Exercise objective |
Please update everything from the start of the material down to the line containing "bar-group [135, 279, 144, 329]", inclusive, swapping "legend-swatch" for "legend-marker" and leaving the rest unchanged.

### Records for this exercise ###

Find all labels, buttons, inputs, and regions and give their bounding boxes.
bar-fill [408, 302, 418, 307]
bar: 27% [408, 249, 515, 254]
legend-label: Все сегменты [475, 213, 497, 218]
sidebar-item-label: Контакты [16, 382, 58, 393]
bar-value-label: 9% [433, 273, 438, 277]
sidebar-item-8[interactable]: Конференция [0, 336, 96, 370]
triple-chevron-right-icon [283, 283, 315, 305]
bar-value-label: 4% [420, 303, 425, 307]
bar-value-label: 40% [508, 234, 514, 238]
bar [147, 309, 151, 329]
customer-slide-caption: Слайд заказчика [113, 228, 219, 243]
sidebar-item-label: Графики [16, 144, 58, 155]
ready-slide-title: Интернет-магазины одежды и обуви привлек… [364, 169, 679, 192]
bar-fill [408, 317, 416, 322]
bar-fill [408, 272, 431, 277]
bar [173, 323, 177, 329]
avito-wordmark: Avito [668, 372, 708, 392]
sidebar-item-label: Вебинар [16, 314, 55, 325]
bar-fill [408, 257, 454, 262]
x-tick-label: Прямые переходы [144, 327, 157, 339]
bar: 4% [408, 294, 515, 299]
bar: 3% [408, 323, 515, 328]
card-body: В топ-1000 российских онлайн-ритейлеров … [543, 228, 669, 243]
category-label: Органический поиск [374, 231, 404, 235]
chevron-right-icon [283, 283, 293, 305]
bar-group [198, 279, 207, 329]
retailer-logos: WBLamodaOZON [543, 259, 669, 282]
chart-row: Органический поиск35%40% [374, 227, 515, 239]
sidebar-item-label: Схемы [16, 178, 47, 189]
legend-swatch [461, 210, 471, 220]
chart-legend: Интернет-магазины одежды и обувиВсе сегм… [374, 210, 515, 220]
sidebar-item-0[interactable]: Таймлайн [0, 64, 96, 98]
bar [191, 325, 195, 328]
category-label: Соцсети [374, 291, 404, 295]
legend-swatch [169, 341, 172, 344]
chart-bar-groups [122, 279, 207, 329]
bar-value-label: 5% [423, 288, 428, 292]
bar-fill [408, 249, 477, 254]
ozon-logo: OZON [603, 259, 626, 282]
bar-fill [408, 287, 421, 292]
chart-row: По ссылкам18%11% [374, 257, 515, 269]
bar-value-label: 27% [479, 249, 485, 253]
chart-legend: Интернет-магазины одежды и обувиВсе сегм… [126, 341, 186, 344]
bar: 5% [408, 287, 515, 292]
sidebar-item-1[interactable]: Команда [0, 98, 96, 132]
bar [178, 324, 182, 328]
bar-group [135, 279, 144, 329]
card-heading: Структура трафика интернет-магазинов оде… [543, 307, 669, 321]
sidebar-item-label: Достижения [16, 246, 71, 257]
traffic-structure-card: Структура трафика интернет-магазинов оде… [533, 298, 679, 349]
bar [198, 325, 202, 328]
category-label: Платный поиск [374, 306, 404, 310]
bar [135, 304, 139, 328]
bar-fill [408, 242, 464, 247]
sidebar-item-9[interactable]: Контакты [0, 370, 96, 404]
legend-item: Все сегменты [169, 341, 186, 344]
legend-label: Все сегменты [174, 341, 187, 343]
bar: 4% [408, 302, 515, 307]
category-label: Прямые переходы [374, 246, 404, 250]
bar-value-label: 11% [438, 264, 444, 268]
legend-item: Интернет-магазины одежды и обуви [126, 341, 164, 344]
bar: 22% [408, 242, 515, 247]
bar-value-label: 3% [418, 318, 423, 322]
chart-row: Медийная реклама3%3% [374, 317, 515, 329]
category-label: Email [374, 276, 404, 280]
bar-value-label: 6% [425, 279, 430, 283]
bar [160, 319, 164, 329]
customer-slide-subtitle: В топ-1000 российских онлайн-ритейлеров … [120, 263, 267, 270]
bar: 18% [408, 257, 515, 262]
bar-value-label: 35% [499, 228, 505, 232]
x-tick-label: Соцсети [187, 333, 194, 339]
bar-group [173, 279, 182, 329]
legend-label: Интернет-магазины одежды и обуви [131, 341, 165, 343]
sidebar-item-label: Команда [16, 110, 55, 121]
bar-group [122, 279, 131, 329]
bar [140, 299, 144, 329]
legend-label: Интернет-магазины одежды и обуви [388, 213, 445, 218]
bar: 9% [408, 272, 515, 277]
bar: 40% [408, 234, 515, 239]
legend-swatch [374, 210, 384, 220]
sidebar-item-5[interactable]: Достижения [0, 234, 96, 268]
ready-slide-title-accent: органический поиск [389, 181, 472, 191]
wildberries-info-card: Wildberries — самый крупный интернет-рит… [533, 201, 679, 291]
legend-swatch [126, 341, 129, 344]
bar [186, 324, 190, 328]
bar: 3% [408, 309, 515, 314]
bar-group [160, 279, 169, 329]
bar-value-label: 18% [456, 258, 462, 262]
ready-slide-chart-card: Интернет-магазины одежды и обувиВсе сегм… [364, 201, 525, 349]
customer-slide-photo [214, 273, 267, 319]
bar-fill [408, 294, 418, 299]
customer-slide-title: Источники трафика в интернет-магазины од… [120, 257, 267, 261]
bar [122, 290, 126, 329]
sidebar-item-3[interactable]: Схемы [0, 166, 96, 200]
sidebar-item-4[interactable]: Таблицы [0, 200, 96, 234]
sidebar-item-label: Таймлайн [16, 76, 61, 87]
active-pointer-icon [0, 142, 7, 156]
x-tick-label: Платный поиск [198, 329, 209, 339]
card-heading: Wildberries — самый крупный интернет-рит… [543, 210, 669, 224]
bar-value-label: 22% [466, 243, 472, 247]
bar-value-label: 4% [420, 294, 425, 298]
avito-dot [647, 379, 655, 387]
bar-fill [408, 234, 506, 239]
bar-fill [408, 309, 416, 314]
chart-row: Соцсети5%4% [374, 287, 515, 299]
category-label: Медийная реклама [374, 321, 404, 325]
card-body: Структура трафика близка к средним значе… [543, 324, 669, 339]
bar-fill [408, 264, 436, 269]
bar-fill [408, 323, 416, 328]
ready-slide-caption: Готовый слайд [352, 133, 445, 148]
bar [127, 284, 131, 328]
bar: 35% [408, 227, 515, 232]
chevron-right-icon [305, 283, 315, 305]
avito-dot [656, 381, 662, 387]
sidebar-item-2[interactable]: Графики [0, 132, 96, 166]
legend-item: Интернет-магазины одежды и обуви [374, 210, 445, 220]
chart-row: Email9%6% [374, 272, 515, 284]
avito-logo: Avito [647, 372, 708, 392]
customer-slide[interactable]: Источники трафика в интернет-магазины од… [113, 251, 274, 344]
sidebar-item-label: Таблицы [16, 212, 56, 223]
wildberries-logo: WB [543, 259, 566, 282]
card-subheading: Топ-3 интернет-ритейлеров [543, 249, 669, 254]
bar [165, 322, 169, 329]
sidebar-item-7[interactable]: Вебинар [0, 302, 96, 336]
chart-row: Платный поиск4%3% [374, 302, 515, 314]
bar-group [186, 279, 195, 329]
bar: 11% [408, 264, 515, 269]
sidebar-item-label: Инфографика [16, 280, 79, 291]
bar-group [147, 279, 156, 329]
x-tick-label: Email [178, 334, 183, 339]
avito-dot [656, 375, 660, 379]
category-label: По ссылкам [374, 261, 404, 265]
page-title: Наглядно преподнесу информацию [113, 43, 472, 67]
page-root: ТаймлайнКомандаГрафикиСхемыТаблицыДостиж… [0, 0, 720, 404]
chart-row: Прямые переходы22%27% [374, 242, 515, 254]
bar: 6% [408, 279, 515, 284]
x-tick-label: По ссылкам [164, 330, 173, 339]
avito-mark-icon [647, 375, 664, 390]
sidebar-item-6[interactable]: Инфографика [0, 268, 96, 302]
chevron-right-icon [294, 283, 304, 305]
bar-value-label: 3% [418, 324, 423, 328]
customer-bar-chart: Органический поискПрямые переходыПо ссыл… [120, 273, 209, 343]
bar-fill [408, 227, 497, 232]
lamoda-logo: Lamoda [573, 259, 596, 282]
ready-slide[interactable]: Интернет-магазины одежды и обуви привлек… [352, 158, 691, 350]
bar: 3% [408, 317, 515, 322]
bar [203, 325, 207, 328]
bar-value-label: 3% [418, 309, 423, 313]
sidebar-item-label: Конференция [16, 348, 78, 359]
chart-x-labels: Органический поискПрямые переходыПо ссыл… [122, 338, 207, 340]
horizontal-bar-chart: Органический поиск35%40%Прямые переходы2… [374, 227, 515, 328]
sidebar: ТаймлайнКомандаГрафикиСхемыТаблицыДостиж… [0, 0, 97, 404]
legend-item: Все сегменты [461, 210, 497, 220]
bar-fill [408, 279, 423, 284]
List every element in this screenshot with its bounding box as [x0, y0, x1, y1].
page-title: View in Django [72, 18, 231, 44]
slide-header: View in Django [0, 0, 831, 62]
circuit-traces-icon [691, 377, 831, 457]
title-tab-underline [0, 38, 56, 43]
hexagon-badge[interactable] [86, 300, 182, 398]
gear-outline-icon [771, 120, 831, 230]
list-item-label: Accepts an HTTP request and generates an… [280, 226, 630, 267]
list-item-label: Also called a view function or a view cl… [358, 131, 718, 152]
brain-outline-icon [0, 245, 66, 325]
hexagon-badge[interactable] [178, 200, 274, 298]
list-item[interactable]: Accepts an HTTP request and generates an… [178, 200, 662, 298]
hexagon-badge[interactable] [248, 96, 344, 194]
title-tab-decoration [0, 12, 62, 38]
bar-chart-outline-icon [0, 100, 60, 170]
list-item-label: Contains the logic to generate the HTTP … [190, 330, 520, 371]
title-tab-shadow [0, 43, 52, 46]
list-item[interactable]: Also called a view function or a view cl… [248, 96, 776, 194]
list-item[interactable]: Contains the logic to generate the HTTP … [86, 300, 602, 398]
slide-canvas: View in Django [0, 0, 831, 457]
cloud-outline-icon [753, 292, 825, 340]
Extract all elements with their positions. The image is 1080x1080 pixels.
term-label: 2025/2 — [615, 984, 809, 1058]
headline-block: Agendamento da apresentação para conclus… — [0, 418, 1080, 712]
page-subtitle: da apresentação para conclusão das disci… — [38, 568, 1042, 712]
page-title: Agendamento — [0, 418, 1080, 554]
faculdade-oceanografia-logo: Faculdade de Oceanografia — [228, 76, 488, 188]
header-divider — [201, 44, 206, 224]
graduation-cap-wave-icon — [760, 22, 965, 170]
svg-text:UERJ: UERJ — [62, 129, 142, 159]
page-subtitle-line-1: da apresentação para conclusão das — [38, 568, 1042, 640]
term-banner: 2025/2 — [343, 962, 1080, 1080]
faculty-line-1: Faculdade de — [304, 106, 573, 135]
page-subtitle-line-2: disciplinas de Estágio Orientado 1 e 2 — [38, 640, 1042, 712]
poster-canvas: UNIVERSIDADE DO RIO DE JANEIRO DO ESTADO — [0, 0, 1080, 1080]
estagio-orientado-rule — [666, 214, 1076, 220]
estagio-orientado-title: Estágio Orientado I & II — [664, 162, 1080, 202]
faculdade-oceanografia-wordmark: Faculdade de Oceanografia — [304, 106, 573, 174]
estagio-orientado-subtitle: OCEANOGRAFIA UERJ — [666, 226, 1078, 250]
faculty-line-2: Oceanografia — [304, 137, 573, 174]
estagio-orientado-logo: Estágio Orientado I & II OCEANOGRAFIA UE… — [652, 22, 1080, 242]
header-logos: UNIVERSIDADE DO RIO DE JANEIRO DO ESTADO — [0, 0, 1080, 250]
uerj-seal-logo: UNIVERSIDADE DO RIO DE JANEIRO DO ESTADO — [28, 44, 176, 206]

###

Exercise response |
Find all labels, buttons, inputs, and regions and give their bounding boxes.
bar-fill [408, 302, 418, 307]
bar: 27% [408, 249, 515, 254]
legend-label: Все сегменты [475, 213, 497, 218]
sidebar-item-label: Контакты [16, 382, 58, 393]
bar-value-label: 9% [433, 273, 438, 277]
sidebar-item-8[interactable]: Конференция [0, 336, 96, 370]
triple-chevron-right-icon [283, 283, 315, 305]
bar-value-label: 4% [420, 303, 425, 307]
bar-value-label: 40% [508, 234, 514, 238]
bar [147, 309, 151, 329]
customer-slide-caption: Слайд заказчика [113, 228, 219, 243]
sidebar-item-label: Графики [16, 144, 58, 155]
ready-slide-title: Интернет-магазины одежды и обуви привлек… [364, 169, 679, 192]
bar-fill [408, 317, 416, 322]
bar-fill [408, 272, 431, 277]
bar [173, 323, 177, 329]
avito-wordmark: Avito [668, 372, 708, 392]
sidebar-item-label: Вебинар [16, 314, 55, 325]
bar-fill [408, 257, 454, 262]
x-tick-label: Прямые переходы [144, 327, 157, 339]
bar: 4% [408, 294, 515, 299]
bar: 3% [408, 323, 515, 328]
card-body: В топ-1000 российских онлайн-ритейлеров … [543, 228, 669, 243]
category-label: Органический поиск [374, 231, 404, 235]
chevron-right-icon [283, 283, 293, 305]
bar-group [198, 279, 207, 329]
retailer-logos: WBLamodaOZON [543, 259, 669, 282]
chart-row: Органический поиск35%40% [374, 227, 515, 239]
sidebar-item-label: Схемы [16, 178, 47, 189]
legend-marker [461, 210, 471, 220]
chart-legend: Интернет-магазины одежды и обувиВсе сегм… [374, 210, 515, 220]
sidebar-item-0[interactable]: Таймлайн [0, 64, 96, 98]
bar [191, 325, 195, 328]
category-label: Соцсети [374, 291, 404, 295]
legend-marker [169, 341, 172, 344]
chart-bar-groups [122, 279, 207, 329]
bar-value-label: 5% [423, 288, 428, 292]
bar-fill [408, 249, 477, 254]
ozon-logo: OZON [603, 259, 626, 282]
bar-fill [408, 287, 421, 292]
chart-row: По ссылкам18%11% [374, 257, 515, 269]
bar-value-label: 27% [479, 249, 485, 253]
chart-legend: Интернет-магазины одежды и обувиВсе сегм… [126, 341, 186, 344]
bar: 5% [408, 287, 515, 292]
sidebar-item-1[interactable]: Команда [0, 98, 96, 132]
bar [178, 324, 182, 328]
bar-group [135, 279, 144, 329]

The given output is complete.